Work request: Looking at the records below, say how many lines include "oder", and add nothing else.
* * * * *
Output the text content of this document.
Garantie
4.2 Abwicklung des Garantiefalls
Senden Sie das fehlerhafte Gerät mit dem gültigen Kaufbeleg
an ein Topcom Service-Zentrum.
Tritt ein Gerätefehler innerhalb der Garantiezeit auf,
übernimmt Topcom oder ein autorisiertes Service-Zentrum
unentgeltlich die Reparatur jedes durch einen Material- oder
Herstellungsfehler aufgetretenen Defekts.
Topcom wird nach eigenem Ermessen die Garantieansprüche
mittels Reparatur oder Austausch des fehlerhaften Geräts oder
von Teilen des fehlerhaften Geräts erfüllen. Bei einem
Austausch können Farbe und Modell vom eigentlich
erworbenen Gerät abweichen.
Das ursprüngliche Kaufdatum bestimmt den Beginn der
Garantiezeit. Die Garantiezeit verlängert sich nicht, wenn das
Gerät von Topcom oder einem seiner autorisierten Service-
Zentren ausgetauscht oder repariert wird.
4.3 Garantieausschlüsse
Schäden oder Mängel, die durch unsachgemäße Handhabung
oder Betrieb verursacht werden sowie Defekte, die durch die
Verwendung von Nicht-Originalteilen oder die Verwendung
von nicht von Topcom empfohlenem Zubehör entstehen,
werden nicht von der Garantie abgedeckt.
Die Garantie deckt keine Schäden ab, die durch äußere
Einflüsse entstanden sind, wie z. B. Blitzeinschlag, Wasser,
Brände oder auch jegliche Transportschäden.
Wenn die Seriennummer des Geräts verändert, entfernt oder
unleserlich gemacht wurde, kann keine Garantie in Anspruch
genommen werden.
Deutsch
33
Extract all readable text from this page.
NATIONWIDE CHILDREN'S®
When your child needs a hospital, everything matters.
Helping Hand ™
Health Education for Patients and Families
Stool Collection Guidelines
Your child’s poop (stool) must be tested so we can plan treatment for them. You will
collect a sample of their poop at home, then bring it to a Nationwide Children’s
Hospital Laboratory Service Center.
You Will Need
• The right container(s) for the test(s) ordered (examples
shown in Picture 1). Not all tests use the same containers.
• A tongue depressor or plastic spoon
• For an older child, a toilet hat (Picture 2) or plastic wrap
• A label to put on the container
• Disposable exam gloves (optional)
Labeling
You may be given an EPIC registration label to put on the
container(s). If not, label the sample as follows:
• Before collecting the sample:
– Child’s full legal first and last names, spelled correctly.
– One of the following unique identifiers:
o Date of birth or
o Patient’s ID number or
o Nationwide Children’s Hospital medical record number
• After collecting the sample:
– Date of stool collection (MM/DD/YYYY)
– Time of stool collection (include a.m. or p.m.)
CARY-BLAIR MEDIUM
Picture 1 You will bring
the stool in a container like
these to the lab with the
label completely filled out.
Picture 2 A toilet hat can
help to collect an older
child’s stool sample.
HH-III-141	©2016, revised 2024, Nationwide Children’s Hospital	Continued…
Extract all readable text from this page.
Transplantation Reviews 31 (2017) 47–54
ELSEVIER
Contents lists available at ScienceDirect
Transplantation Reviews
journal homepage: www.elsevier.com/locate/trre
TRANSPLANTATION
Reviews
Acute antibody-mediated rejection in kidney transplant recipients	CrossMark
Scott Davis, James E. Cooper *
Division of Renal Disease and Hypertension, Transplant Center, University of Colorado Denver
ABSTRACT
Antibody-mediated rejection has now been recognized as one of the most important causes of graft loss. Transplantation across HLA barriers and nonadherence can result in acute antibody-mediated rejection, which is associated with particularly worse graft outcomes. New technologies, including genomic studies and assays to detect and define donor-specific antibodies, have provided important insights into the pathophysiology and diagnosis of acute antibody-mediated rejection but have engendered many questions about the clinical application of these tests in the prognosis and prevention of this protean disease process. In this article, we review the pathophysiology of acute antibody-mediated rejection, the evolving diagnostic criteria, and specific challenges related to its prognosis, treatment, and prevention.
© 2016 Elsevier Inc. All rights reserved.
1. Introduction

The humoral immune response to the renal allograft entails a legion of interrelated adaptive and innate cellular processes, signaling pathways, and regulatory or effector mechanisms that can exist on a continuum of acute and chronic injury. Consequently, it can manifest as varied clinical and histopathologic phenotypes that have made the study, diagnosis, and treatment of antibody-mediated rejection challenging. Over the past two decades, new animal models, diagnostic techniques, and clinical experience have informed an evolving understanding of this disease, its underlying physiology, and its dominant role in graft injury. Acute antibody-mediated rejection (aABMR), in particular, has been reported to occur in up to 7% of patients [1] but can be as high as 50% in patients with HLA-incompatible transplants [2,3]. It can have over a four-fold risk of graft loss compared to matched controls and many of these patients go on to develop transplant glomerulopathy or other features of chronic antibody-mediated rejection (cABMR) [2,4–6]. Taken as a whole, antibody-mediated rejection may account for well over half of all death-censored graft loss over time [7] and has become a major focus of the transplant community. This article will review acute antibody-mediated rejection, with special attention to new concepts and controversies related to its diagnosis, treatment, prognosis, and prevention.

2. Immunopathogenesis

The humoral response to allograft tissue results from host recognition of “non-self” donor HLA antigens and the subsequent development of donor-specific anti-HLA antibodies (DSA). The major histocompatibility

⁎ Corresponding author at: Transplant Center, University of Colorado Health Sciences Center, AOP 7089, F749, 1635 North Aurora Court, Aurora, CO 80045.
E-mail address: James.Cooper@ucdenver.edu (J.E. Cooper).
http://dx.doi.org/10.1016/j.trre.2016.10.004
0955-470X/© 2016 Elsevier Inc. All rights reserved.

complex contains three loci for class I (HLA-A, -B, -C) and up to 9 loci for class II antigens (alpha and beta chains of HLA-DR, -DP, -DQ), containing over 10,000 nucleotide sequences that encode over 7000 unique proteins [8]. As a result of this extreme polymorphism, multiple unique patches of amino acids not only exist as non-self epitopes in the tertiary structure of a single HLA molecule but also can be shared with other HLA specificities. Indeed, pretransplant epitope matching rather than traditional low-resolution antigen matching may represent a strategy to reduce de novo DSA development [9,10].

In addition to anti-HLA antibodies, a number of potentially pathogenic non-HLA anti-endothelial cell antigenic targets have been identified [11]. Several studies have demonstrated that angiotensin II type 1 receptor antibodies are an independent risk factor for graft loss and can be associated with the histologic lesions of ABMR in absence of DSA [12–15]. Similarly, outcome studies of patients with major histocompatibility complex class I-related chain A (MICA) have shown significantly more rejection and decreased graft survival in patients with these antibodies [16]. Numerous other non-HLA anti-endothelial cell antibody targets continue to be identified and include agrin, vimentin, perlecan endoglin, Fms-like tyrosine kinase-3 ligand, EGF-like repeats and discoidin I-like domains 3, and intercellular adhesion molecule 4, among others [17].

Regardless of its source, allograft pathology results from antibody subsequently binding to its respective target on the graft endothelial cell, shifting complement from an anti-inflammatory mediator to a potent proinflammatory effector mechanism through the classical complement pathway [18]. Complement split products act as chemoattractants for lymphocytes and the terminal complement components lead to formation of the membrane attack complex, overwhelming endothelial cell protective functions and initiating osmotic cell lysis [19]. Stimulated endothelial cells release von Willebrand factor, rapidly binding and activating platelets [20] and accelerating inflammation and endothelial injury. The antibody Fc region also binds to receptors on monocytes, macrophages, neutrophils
* * * * *
Output of the exercise: 10